[WRITTEN PROBLEM] Using the records below, locate all lines containing "returns" and return them.

Stored items

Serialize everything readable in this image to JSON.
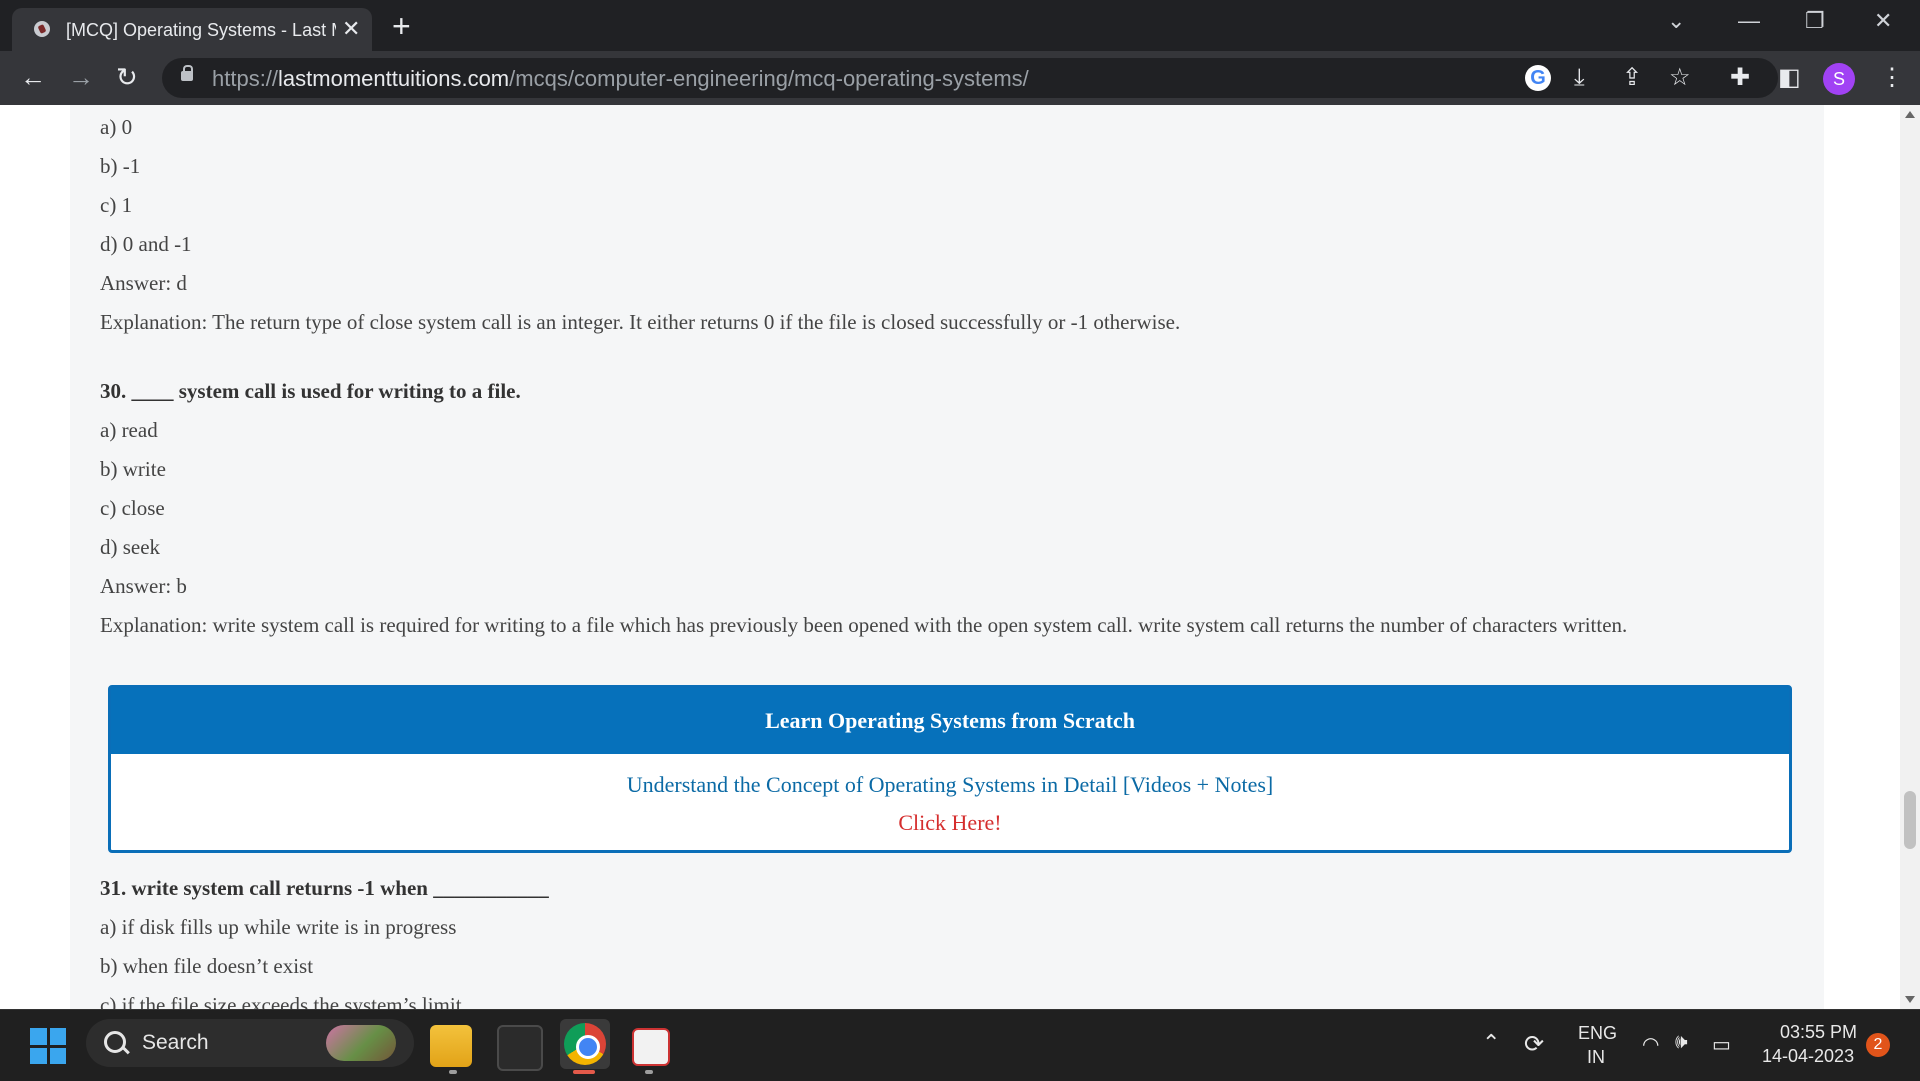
{
  "browser": {
    "tab_title": "[MCQ] Operating Systems - Last Moment Tuitions",
    "tab_close": "✕",
    "new_tab": "+",
    "url_scheme": "https://",
    "url_host": "lastmomenttuitions.com",
    "url_path": "/mcqs/computer-engineering/mcq-operating-systems/",
    "profile_initial": "S",
    "google_letter": "G"
  },
  "page": {
    "q29": {
      "option_a": "a) 0",
      "option_b": "b) -1",
      "option_c": "c) 1",
      "option_d": "d) 0 and -1",
      "answer": "Answer: d",
      "explanation": "Explanation: The return type of close system call is an integer. It either returns 0 if the file is closed successfully or -1 otherwise."
    },
    "q30": {
      "question": "30. ____ system call is used for writing to a file.",
      "option_a": "a) read",
      "option_b": "b) write",
      "option_c": "c) close",
      "option_d": "d) seek",
      "answer": "Answer: b",
      "explanation": "Explanation: write system call is required for writing to a file which has previously been opened with the open system call. write system call returns the number of characters written."
    },
    "promo": {
      "heading": "Learn Operating Systems from Scratch",
      "link": "Understand the Concept of Operating Systems in Detail [Videos + Notes]",
      "cta": "Click Here!"
    },
    "q31": {
      "question": "31. write system call returns -1 when ___________",
      "option_a": "a) if disk fills up while write is in progress",
      "option_b": "b) when file doesn’t exist",
      "option_c": "c) if the file size exceeds the system’s limit"
    }
  },
  "taskbar": {
    "search_label": "Search",
    "lang_1": "ENG",
    "lang_2": "IN",
    "time": "03:55 PM",
    "date": "14-04-2023",
    "notification_count": "2"
  }
}
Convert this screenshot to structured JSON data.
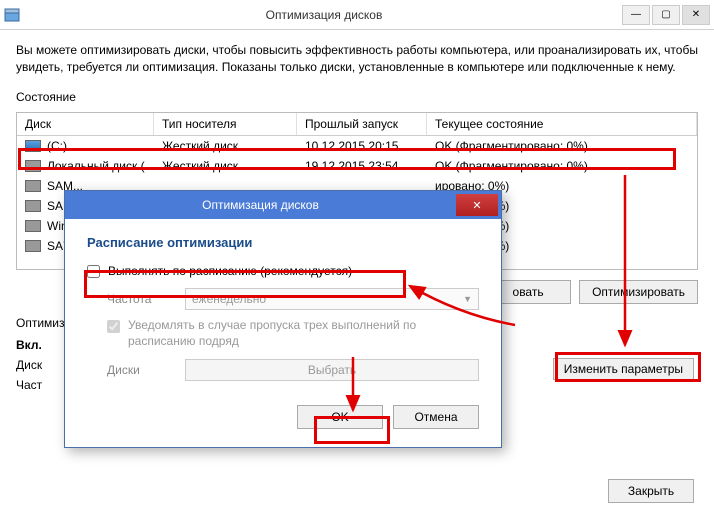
{
  "titlebar": {
    "title": "Оптимизация дисков"
  },
  "intro": "Вы можете оптимизировать диски, чтобы повысить эффективность работы компьютера, или проанализировать их, чтобы увидеть, требуется ли оптимизация. Показаны только диски, установленные в компьютере или подключенные к нему.",
  "section_label": "Состояние",
  "columns": {
    "disk": "Диск",
    "type": "Тип носителя",
    "last": "Прошлый запуск",
    "status": "Текущее состояние"
  },
  "rows": [
    {
      "disk": "(C:)",
      "type": "Жесткий диск",
      "last": "10.12.2015 20:15",
      "status": "OK (Фрагментировано: 0%)",
      "primary": true
    },
    {
      "disk": "Локальный диск (...",
      "type": "Жесткий диск",
      "last": "19.12.2015 23:54",
      "status": "OK (Фрагментировано: 0%)"
    },
    {
      "disk": "SAM...",
      "type": "",
      "last": "",
      "status": "ировано: 0%)"
    },
    {
      "disk": "SAM...",
      "type": "",
      "last": "",
      "status": "ировано: 0%)"
    },
    {
      "disk": "Wind...",
      "type": "",
      "last": "",
      "status": "ировано: 0%)"
    },
    {
      "disk": "SA7...",
      "type": "",
      "last": "",
      "status": "ировано: 0%)"
    }
  ],
  "buttons": {
    "analyze": "овать",
    "optimize": "Оптимизировать",
    "change": "Изменить параметры",
    "close": "Закрыть"
  },
  "schedule": {
    "label": "Оптимизация по расписанию",
    "enabled": "Вкл.",
    "details1": "Диск",
    "details2": "Част"
  },
  "dialog": {
    "title": "Оптимизация дисков",
    "heading": "Расписание оптимизации",
    "run_scheduled": "Выполнять по расписанию (рекомендуется)",
    "frequency_label": "Частота",
    "frequency_value": "еженедельно",
    "notify": "Уведомлять в случае пропуска трех выполнений по расписанию подряд",
    "disks_label": "Диски",
    "select_button": "Выбрать",
    "ok": "OK",
    "cancel": "Отмена"
  }
}
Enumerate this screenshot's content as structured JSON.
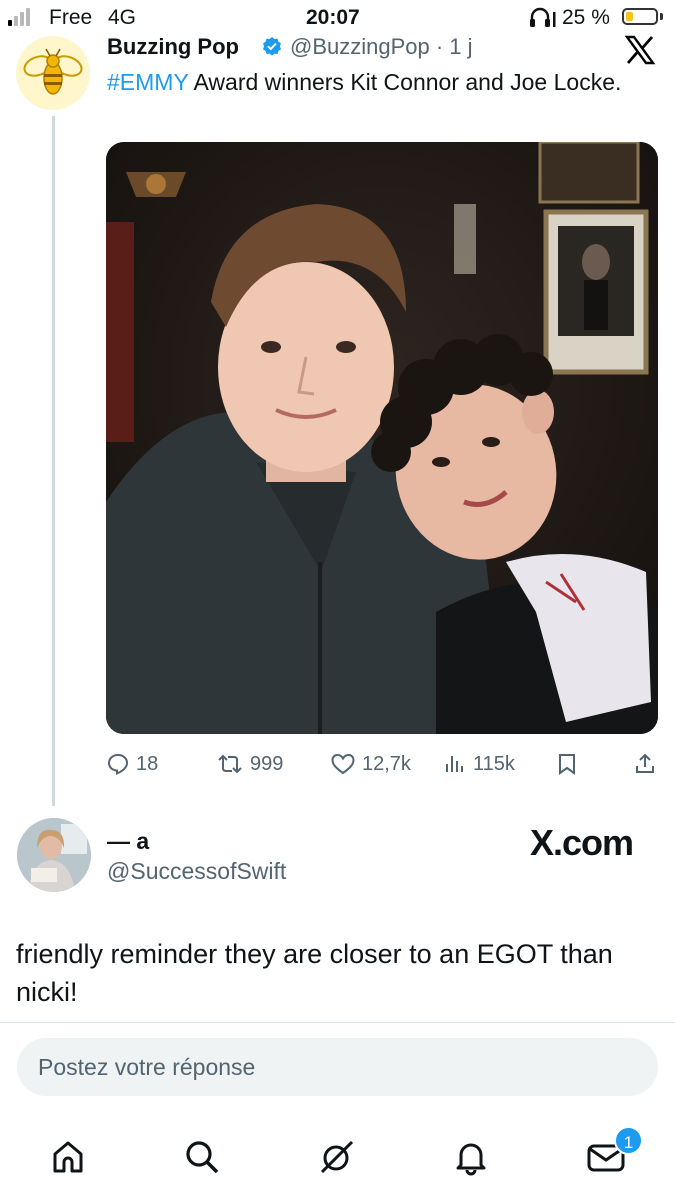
{
  "status_bar": {
    "carrier": "Free",
    "network": "4G",
    "time": "20:07",
    "battery_percent": "25 %",
    "battery_level": 0.25,
    "signal_bars_active": 1,
    "colors": {
      "battery_fill": "#f5c518"
    }
  },
  "tweet": {
    "author_name": "Buzzing Pop",
    "handle_time": "@BuzzingPop · 1 j",
    "verified_icon": "verified-badge-icon",
    "hashtag": "#EMMY",
    "text": " Award winners Kit Connor and Joe Locke.",
    "avatar_icon": "bee-logo-icon",
    "media_icon": "photo-two-people",
    "actions": {
      "replies": "18",
      "retweets": "999",
      "likes": "12,7k",
      "views": "115k"
    }
  },
  "reply": {
    "author_name": "— a",
    "handle": "@SuccessofSwift",
    "watermark": "X.com",
    "text": "friendly reminder they are closer to an EGOT than nicki!"
  },
  "composer": {
    "placeholder": "Postez votre réponse"
  },
  "bottom_nav": {
    "items": [
      "home-icon",
      "search-icon",
      "grok-icon",
      "notifications-icon",
      "messages-icon"
    ],
    "messages_badge": "1"
  },
  "colors": {
    "accent": "#1d9bf0",
    "secondary_text": "#536471",
    "thread_line": "#cfd9de"
  }
}
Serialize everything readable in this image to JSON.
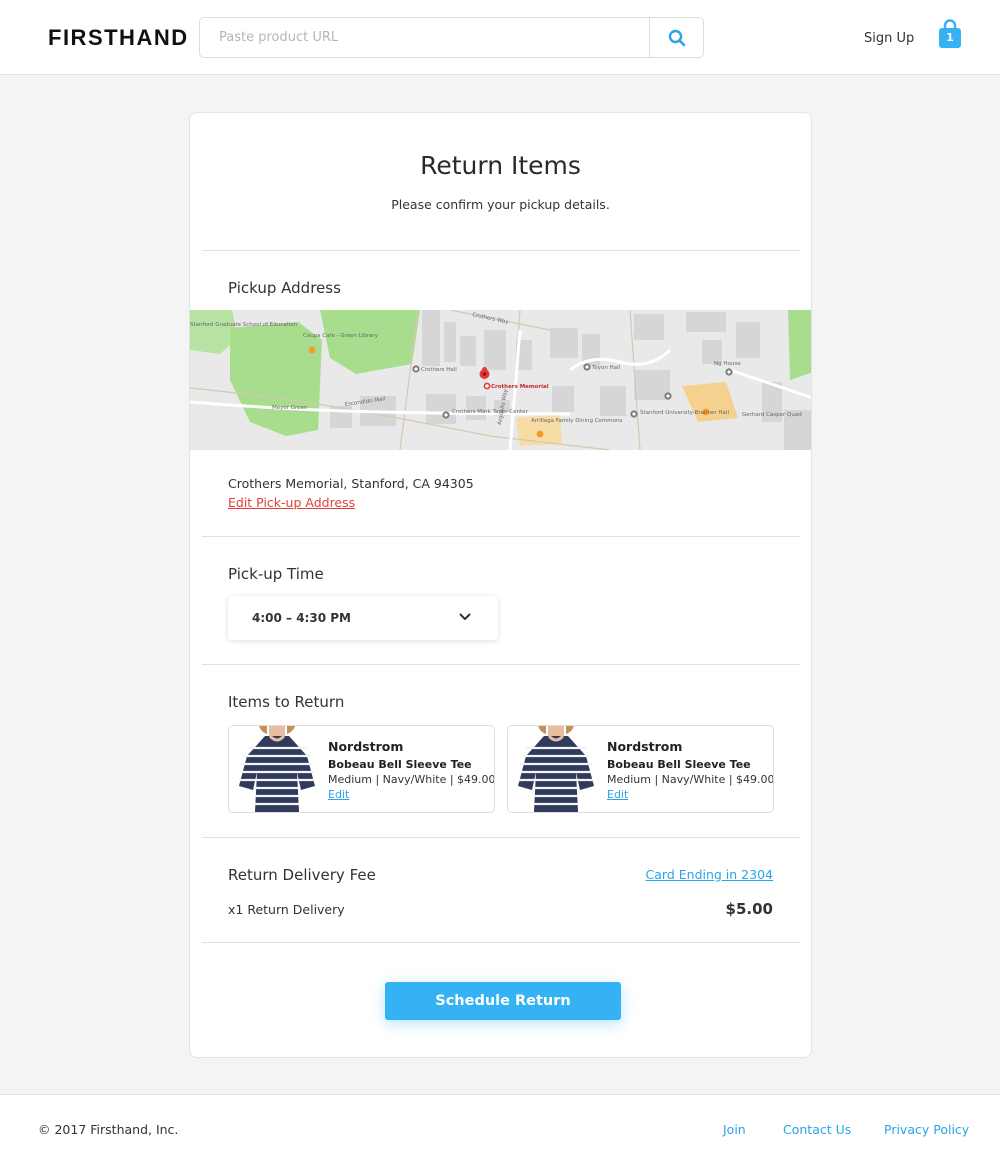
{
  "header": {
    "logo": "FIRSTHAND",
    "search_placeholder": "Paste product URL",
    "search_value": "",
    "signup_label": "Sign Up",
    "cart_count": "1"
  },
  "page": {
    "title": "Return Items",
    "subtitle": "Please confirm your pickup details."
  },
  "pickup": {
    "heading": "Pickup Address",
    "map_labels": {
      "library": "Coupa Cafe - Green Library",
      "school": "Stanford Graduate School of Education",
      "crothers_hall": "Crothers Hall",
      "marker": "Crothers Memorial",
      "mark_taper": "Crothers Mark Taper Center",
      "arrillaga": "Arrillaga Family Dining Commons",
      "toyon": "Toyon Hall",
      "ng_house": "Ng House",
      "branner": "Stanford University-Branner Hall",
      "gerhard": "Gerhard Casper Quad",
      "meyer": "Meyer Green",
      "escondido": "Escondido Mall",
      "crothers_way": "Crothers Way",
      "arguello": "Arguello Way"
    },
    "address": "Crothers Memorial, Stanford, CA 94305",
    "edit_label": "Edit Pick-up Address"
  },
  "time": {
    "heading": "Pick-up Time",
    "selected": "4:00 – 4:30 PM"
  },
  "items": {
    "heading": "Items to Return",
    "list": [
      {
        "brand": "Nordstrom",
        "name": "Bobeau Bell Sleeve Tee",
        "meta": "Medium | Navy/White | $49.00",
        "edit": "Edit"
      },
      {
        "brand": "Nordstrom",
        "name": "Bobeau Bell Sleeve Tee",
        "meta": "Medium | Navy/White | $49.00",
        "edit": "Edit"
      }
    ]
  },
  "fee": {
    "heading": "Return Delivery Fee",
    "card_label": "Card Ending in 2304",
    "line_label": "x1 Return Delivery",
    "amount": "$5.00"
  },
  "cta_label": "Schedule Return",
  "footer": {
    "copyright": "© 2017 Firsthand, Inc.",
    "join": "Join",
    "contact": "Contact Us",
    "privacy": "Privacy Policy"
  },
  "colors": {
    "accent": "#35b2f4",
    "link": "#2aa4e9",
    "danger_link": "#e0403a",
    "map_park": "#a8dd8e",
    "map_marker": "#e53935"
  }
}
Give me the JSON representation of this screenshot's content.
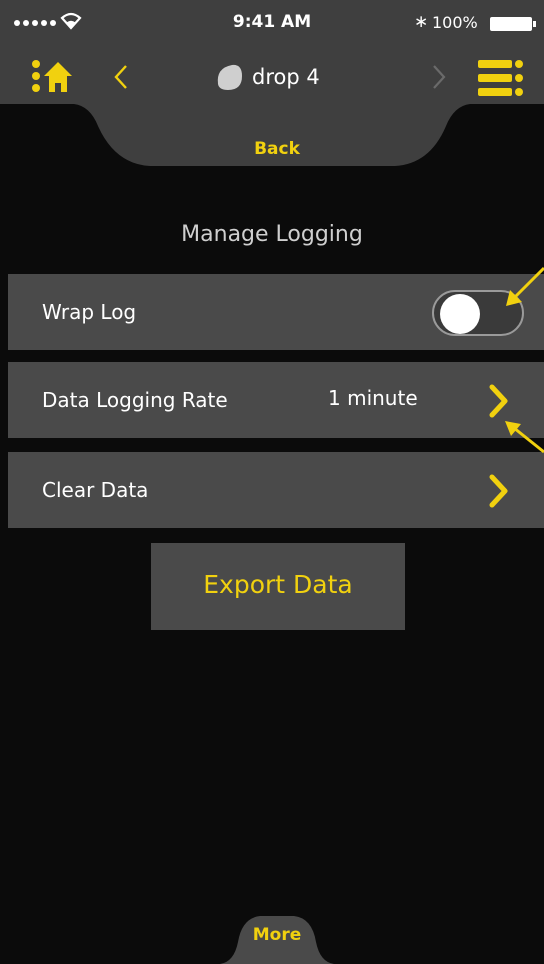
{
  "status_bar": {
    "time": "9:41 AM",
    "bluetooth_icon": "bluetooth-icon",
    "battery_percent": "100%"
  },
  "nav": {
    "device_name": "drop 4",
    "back_label": "Back",
    "home_icon": "home-icon",
    "menu_icon": "menu-icon"
  },
  "page": {
    "title": "Manage Logging"
  },
  "rows": [
    {
      "label": "Wrap Log",
      "toggle_on": false
    },
    {
      "label": "Data Logging Rate",
      "value": "1 minute"
    },
    {
      "label": "Clear Data"
    }
  ],
  "export": {
    "label": "Export Data"
  },
  "footer": {
    "more_label": "More"
  },
  "colors": {
    "accent": "#f1d10f",
    "row_bg": "#4a4a4a",
    "background": "#0b0b0b",
    "bar_bg": "#3f3f3f"
  }
}
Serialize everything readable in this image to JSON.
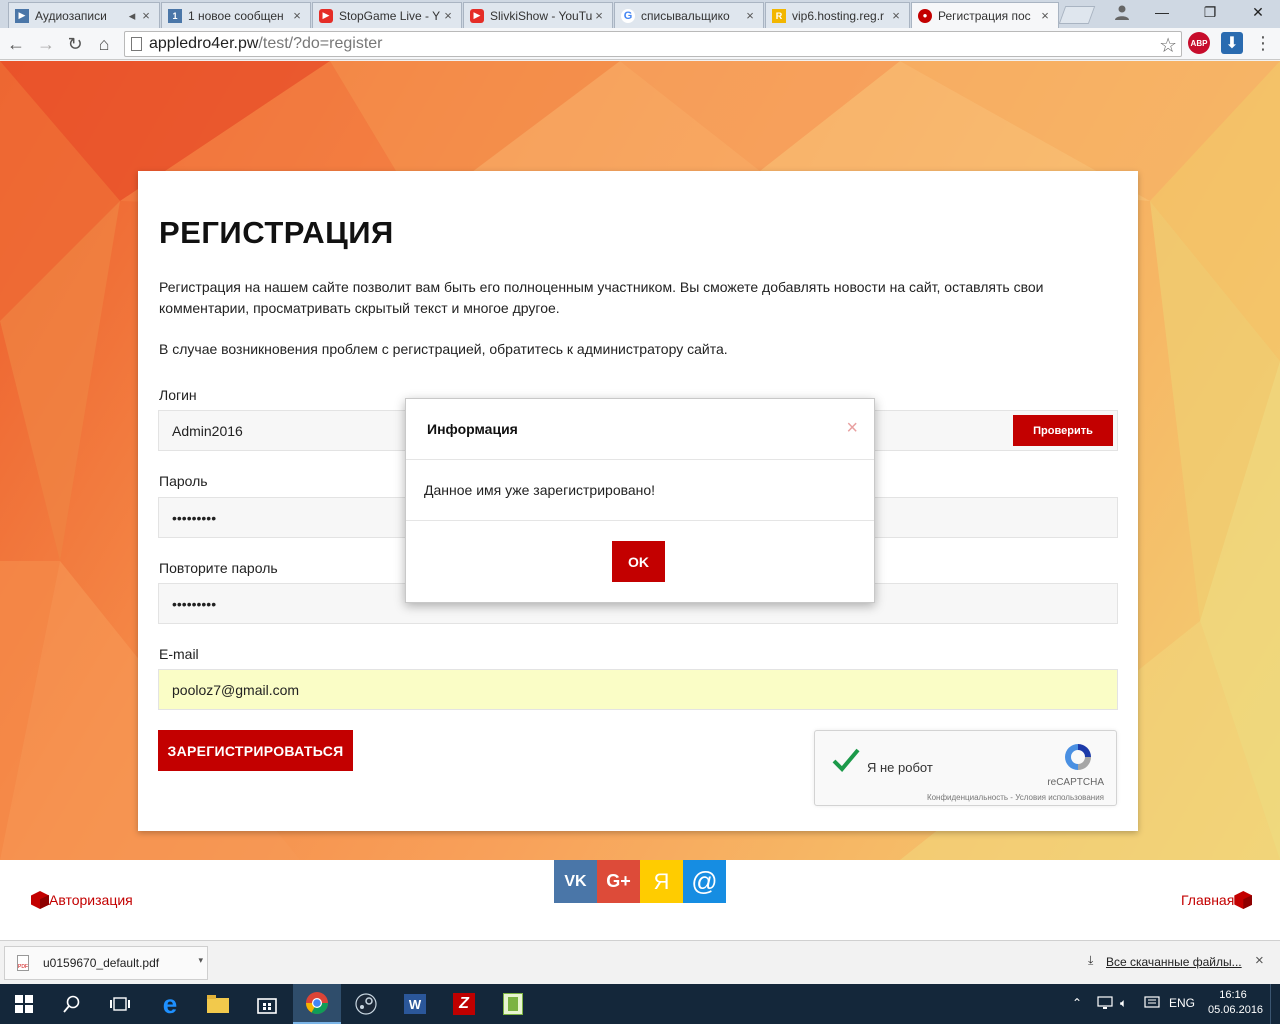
{
  "browser": {
    "tabs": [
      {
        "title": "Аудиозаписи",
        "favicon_color": "#4a76a8",
        "favicon_text": "▶"
      },
      {
        "title": "1 новое сообщен",
        "favicon_color": "#4a76a8",
        "favicon_text": "1"
      },
      {
        "title": "StopGame Live - Y",
        "favicon_color": "#e52d27",
        "favicon_text": "▶"
      },
      {
        "title": "SlivkiShow - YouTu",
        "favicon_color": "#e52d27",
        "favicon_text": "▶"
      },
      {
        "title": "списывальщико",
        "favicon_color": "#4285f4",
        "favicon_text": "G"
      },
      {
        "title": "vip6.hosting.reg.r",
        "favicon_color": "#f2b600",
        "favicon_text": "R"
      },
      {
        "title": "Регистрация пос",
        "favicon_color": "#c30000",
        "favicon_text": "●"
      }
    ],
    "url_host": "appledro4er.pw",
    "url_path": "/test/?do=register",
    "ext_abp": "ABP"
  },
  "page": {
    "title": "РЕГИСТРАЦИЯ",
    "intro": "Регистрация на нашем сайте позволит вам быть его полноценным участником. Вы сможете добавлять новости на сайт, оставлять свои комментарии, просматривать скрытый текст и многое другое.",
    "help": "В случае возникновения проблем с регистрацией, обратитесь к администратору сайта.",
    "login_label": "Логин",
    "login_value": "Admin2016",
    "check_button": "Проверить",
    "password_label": "Пароль",
    "password_value": "•••••••••",
    "repeat_label": "Повторите пароль",
    "repeat_value": "•••••••••",
    "email_label": "E-mail",
    "email_value": "pooloz7@gmail.com",
    "submit_button": "ЗАРЕГИСТРИРОВАТЬСЯ",
    "recaptcha": {
      "label": "Я не робот",
      "brand": "reCAPTCHA",
      "terms": "Конфиденциальность - Условия использования"
    }
  },
  "modal": {
    "title": "Информация",
    "message": "Данное имя уже зарегистрировано!",
    "ok": "OK",
    "close": "×"
  },
  "footer": {
    "auth_link": "Авторизация",
    "home_link": "Главная",
    "social": [
      {
        "label": "VK",
        "color": "#4a76a8"
      },
      {
        "label": "G+",
        "color": "#dd4b39"
      },
      {
        "label": "Я",
        "color": "#ffcc00"
      },
      {
        "label": "@",
        "color": "#168de2"
      }
    ]
  },
  "downloads": {
    "file": "u0159670_default.pdf",
    "show_all": "Все скачанные файлы..."
  },
  "taskbar": {
    "lang": "ENG",
    "time": "16:16",
    "date": "05.06.2016"
  }
}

[RESULT OF THIS TASK]
      "explanation": "Explanation: The return type of close system call is an integer. It either returns 0 if the file is closed successfully or -1 otherwise."
      "explanation": "Explanation: write system call is required for writing to a file which has previously been opened with the open system call. write system call returns the number of characters written."
      "question": "31. write system call returns -1 when ___________",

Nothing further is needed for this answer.